§ WHAT THE TASK REQUIRES: Send back the entries below exactly as they appear.

>> Start

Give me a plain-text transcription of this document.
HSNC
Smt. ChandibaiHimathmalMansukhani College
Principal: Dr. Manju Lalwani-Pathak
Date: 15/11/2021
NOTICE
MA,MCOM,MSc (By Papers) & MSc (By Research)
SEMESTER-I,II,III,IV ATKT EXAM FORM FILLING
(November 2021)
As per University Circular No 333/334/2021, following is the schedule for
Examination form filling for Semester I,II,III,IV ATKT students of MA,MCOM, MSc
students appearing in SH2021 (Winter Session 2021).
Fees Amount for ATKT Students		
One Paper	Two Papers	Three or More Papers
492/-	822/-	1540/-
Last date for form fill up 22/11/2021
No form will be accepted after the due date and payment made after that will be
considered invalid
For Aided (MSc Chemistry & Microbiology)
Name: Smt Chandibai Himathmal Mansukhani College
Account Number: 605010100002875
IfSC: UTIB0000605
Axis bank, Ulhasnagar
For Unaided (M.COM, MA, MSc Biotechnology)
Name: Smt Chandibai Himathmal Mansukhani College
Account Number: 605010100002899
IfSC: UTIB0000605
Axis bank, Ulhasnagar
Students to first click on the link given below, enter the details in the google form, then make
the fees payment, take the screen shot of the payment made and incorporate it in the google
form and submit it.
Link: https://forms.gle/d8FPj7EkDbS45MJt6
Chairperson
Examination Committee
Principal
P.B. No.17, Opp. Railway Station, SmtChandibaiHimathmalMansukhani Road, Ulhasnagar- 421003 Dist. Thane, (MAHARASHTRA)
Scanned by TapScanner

>> End

§ WRITTEN RESPONSE:
Give me a plain-text transcription of this document.
HSNC
Smt. ChandibaiHimathmalMansukhani College
Principal: Dr. Manju Lalwani-Pathak
Date: 15/11/2021
NOTICE
MA,MCOM,MSc (By Papers) & MSc (By Research)
SEMESTER-I,II,III,IV ATKT EXAM FORM FILLING
(November 2021)
As per University Circular No 333/334/2021, following is the schedule for
Examination form filling for Semester I,II,III,IV ATKT students of MA,MCOM, MSc
students appearing in SH2021 (Winter Session 2021).
Fees Amount for ATKT Students		
One Paper	Two Papers	Three or More Papers
492/-	822/-	1540/-
Last date for form fill up 22/11/2021
No form will be accepted after the due date and payment made after that will be
considered invalid
For Aided (MSc Chemistry & Microbiology)
Name: Smt Chandibai Himathmal Mansukhani College
Account Number: 605010100002875
IfSC: UTIB0000605
Axis bank, Ulhasnagar
For Unaided (M.COM, MA, MSc Biotechnology)
Name: Smt Chandibai Himathmal Mansukhani College
Account Number: 605010100002899
IfSC: UTIB0000605
Axis bank, Ulhasnagar
Students to first click on the link given below, enter the details in the google form, then make
the fees payment, take the screen shot of the payment made and incorporate it in the google
form and submit it.
Link: https://forms.gle/d8FPj7EkDbS45MJt6
Chairperson
Examination Committee
Principal
P.B. No.17, Opp. Railway Station, SmtChandibaiHimathmalMansukhani Road, Ulhasnagar- 421003 Dist. Thane, (MAHARASHTRA)
Scanned by TapScanner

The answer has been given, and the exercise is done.